Data for the task:
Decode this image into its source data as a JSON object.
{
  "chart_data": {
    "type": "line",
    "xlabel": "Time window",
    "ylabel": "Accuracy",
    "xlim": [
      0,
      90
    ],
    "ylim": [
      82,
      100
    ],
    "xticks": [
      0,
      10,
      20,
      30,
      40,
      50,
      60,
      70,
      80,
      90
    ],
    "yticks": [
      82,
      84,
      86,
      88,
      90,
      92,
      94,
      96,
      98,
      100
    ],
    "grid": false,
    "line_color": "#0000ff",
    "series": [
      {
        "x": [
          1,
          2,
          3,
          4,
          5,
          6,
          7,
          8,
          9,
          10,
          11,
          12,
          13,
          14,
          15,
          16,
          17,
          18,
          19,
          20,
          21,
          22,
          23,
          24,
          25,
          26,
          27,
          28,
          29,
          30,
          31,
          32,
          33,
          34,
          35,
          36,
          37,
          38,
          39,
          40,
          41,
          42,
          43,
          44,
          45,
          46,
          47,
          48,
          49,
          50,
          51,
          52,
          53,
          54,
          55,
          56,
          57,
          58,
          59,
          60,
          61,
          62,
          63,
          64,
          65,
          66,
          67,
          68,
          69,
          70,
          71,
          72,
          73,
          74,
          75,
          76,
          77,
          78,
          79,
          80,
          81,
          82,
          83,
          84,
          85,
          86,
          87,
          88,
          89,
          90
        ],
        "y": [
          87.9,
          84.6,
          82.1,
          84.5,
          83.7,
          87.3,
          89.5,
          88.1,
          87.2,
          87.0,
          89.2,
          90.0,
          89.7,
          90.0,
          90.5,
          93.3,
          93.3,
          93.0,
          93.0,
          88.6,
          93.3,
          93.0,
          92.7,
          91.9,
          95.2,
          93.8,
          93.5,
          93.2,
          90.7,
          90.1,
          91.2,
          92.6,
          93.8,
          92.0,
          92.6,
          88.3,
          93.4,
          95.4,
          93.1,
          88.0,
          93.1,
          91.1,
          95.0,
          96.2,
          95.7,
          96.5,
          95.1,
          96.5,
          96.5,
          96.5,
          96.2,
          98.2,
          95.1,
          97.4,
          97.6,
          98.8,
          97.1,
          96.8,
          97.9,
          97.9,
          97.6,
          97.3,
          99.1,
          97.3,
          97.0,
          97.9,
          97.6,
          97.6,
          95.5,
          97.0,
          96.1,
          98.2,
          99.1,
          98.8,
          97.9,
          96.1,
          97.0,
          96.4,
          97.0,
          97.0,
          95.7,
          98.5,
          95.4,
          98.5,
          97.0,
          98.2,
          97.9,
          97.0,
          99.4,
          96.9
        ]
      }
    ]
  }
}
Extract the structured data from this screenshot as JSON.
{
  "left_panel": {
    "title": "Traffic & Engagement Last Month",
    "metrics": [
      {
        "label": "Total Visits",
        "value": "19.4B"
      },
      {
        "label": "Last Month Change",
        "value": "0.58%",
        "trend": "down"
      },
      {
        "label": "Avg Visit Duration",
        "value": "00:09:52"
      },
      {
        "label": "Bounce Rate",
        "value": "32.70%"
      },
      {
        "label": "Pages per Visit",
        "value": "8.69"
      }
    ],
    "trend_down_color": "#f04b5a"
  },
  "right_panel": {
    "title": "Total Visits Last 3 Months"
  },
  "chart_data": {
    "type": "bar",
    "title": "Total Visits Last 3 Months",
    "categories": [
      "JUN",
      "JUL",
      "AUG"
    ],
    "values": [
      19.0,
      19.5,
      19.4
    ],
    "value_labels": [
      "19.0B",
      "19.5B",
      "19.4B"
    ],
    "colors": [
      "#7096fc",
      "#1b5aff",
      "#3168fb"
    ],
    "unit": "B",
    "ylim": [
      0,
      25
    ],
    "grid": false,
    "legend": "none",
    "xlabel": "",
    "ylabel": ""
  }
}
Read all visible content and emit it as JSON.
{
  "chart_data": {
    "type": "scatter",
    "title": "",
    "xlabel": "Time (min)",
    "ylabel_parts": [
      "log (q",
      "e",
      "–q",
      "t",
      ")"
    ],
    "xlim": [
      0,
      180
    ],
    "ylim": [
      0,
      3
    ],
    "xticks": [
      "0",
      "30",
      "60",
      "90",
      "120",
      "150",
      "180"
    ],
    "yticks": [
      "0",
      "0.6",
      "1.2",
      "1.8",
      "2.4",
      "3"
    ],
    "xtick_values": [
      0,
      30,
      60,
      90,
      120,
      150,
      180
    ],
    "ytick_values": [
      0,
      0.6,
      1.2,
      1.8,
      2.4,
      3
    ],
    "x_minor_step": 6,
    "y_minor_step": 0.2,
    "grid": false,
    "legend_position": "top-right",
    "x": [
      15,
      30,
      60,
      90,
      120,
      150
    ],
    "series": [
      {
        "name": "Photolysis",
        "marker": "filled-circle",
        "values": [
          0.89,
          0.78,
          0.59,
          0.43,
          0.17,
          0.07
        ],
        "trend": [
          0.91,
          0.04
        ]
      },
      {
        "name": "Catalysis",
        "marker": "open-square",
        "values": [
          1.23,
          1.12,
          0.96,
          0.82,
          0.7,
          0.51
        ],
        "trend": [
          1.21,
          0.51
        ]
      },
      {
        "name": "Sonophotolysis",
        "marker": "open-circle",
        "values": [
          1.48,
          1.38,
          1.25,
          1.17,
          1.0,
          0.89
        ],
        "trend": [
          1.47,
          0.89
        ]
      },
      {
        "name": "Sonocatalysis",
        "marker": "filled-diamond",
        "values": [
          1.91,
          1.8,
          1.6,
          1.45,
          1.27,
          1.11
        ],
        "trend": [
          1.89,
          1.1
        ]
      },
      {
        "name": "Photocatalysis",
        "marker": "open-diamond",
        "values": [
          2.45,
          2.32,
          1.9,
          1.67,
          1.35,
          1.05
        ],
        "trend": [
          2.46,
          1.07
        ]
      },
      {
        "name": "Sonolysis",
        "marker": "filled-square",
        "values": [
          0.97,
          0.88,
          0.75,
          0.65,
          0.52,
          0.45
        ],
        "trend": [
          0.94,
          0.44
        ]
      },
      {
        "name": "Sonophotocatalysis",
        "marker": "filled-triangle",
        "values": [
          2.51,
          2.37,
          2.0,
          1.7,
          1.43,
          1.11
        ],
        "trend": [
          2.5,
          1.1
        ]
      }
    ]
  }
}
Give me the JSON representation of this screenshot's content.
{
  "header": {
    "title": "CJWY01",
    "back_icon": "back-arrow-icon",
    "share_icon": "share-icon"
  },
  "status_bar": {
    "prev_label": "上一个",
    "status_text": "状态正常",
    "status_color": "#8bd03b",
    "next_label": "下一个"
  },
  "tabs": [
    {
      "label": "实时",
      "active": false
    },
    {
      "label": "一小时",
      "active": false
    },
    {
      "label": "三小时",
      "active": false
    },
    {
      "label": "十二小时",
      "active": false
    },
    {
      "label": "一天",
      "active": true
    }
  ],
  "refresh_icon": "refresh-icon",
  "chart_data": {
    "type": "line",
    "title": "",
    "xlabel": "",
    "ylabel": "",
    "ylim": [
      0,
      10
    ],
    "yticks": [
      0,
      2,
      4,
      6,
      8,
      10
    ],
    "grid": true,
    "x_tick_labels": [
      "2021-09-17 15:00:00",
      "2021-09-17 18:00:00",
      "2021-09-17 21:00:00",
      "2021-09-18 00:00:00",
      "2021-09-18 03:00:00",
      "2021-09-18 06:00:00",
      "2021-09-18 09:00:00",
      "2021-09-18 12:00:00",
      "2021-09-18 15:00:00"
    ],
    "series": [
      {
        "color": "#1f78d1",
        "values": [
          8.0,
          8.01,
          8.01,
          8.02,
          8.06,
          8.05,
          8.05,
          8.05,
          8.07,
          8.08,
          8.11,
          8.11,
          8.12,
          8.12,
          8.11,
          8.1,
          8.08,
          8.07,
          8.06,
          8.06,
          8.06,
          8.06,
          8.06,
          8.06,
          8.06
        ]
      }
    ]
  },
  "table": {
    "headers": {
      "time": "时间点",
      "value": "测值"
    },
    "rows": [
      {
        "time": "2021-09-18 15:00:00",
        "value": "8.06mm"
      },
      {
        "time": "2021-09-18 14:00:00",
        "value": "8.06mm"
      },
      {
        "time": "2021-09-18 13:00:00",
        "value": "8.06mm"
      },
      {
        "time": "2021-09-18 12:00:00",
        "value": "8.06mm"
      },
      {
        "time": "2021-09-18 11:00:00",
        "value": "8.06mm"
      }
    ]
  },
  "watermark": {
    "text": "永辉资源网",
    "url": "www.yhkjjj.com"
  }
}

Task goal: From the listing above, copy out each line where the word "name" appears.

Solution for this task:
        "name": "Photolysis",
        "name": "Catalysis",
        "name": "Sonophotolysis",
        "name": "Sonocatalysis",
        "name": "Photocatalysis",
        "name": "Sonolysis",
        "name": "Sonophotocatalysis",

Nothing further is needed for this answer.